[START ROWS]
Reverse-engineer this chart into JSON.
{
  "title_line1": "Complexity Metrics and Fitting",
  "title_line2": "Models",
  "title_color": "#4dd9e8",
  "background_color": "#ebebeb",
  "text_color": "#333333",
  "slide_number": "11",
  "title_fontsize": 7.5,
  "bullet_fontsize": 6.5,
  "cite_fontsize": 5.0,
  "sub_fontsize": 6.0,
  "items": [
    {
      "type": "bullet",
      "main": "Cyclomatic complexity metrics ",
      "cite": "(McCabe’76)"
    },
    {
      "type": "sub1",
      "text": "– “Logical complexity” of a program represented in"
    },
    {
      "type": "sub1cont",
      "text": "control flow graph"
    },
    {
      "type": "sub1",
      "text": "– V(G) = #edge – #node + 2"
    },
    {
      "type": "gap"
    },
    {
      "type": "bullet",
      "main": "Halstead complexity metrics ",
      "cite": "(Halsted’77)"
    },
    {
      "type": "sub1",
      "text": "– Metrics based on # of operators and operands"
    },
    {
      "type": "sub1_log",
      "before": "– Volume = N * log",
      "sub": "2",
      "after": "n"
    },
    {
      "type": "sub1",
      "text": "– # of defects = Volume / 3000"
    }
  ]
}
[END ROWS]
Copy every line above that includes the string "Volume".

      "before": "– Volume = N * log",
      "text": "– # of defects = Volume / 3000"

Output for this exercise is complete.